» **Exercise brief**
Print the entries verbatim, leaving out the images they contain.

» **Stored rows**

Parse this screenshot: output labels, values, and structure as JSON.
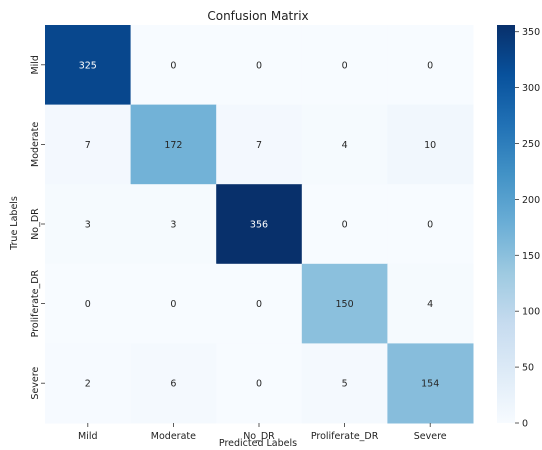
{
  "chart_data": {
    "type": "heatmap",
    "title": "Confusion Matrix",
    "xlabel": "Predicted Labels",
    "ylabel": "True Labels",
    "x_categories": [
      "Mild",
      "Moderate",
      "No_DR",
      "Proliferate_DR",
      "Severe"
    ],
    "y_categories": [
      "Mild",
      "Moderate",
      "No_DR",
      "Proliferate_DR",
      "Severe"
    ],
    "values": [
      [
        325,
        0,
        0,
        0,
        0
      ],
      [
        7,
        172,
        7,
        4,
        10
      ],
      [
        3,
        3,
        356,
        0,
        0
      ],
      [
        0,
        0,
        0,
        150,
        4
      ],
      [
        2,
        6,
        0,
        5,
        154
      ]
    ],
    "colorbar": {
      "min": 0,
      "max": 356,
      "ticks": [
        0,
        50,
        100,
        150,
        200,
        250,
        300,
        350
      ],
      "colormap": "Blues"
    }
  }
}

» **Correct response**
Parse this screenshot: output labels, values, and structure as JSON.
{
  "chart_data": {
    "type": "heatmap",
    "title": "Confusion Matrix",
    "xlabel": "Predicted Labels",
    "ylabel": "True Labels",
    "x_categories": [
      "Mild",
      "Moderate",
      "No_DR",
      "Proliferate_DR",
      "Severe"
    ],
    "y_categories": [
      "Mild",
      "Moderate",
      "No_DR",
      "Proliferate_DR",
      "Severe"
    ],
    "values": [
      [
        325,
        0,
        0,
        0,
        0
      ],
      [
        7,
        172,
        7,
        4,
        10
      ],
      [
        3,
        3,
        356,
        0,
        0
      ],
      [
        0,
        0,
        0,
        150,
        4
      ],
      [
        2,
        6,
        0,
        5,
        154
      ]
    ],
    "colorbar": {
      "min": 0,
      "max": 356,
      "ticks": [
        0,
        50,
        100,
        150,
        200,
        250,
        300,
        350
      ],
      "colormap": "Blues"
    }
  }
}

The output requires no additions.